Transcribe each entry below exactly. Pictures do not go in the copy.

(Items from a figure collection)
-*-
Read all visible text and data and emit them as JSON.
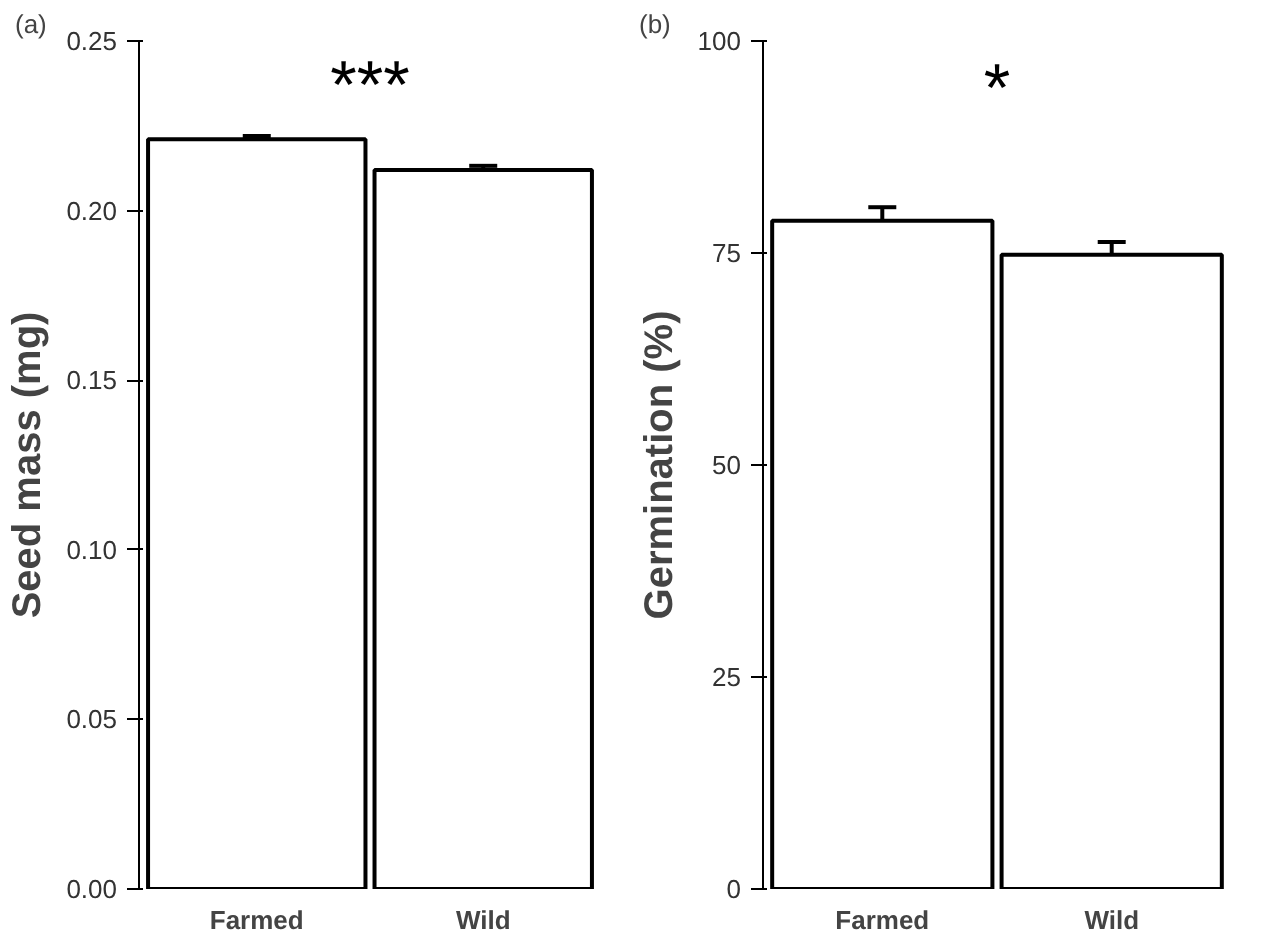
{
  "chart_data": [
    {
      "type": "bar",
      "ylabel": "Seed mass (mg)",
      "categories": [
        "Farmed",
        "Wild"
      ],
      "values": [
        0.221,
        0.212
      ],
      "errors": [
        0.001,
        0.0012
      ],
      "colors": [
        "#ffffff",
        "#ffffff"
      ],
      "ylim": [
        0,
        0.25
      ],
      "yticks": [
        {
          "value": 0,
          "label": "0.00"
        },
        {
          "value": 0.05,
          "label": "0.05"
        },
        {
          "value": 0.1,
          "label": "0.10"
        },
        {
          "value": 0.15,
          "label": "0.15"
        },
        {
          "value": 0.2,
          "label": "0.20"
        },
        {
          "value": 0.25,
          "label": "0.25"
        }
      ],
      "grid": false,
      "annotations": [
        "(a)",
        "***"
      ]
    },
    {
      "type": "bar",
      "ylabel": "Germination (%)",
      "categories": [
        "Farmed",
        "Wild"
      ],
      "values": [
        78.8,
        74.8
      ],
      "errors": [
        1.6,
        1.5
      ],
      "colors": [
        "#ffffff",
        "#ffffff"
      ],
      "ylim": [
        0,
        100
      ],
      "yticks": [
        0,
        25,
        50,
        75,
        100
      ],
      "grid": false,
      "annotations": [
        "(b)",
        "*"
      ]
    }
  ]
}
-*-
- **Correct answer**
Read all visible text and data and emit them as JSON.
{
  "chart_data": [
    {
      "type": "bar",
      "ylabel": "Seed mass (mg)",
      "categories": [
        "Farmed",
        "Wild"
      ],
      "values": [
        0.221,
        0.212
      ],
      "errors": [
        0.001,
        0.0012
      ],
      "colors": [
        "#ffffff",
        "#ffffff"
      ],
      "ylim": [
        0,
        0.25
      ],
      "yticks": [
        {
          "value": 0,
          "label": "0.00"
        },
        {
          "value": 0.05,
          "label": "0.05"
        },
        {
          "value": 0.1,
          "label": "0.10"
        },
        {
          "value": 0.15,
          "label": "0.15"
        },
        {
          "value": 0.2,
          "label": "0.20"
        },
        {
          "value": 0.25,
          "label": "0.25"
        }
      ],
      "grid": false,
      "annotations": [
        "(a)",
        "***"
      ]
    },
    {
      "type": "bar",
      "ylabel": "Germination (%)",
      "categories": [
        "Farmed",
        "Wild"
      ],
      "values": [
        78.8,
        74.8
      ],
      "errors": [
        1.6,
        1.5
      ],
      "colors": [
        "#ffffff",
        "#ffffff"
      ],
      "ylim": [
        0,
        100
      ],
      "yticks": [
        0,
        25,
        50,
        75,
        100
      ],
      "grid": false,
      "annotations": [
        "(b)",
        "*"
      ]
    }
  ]
}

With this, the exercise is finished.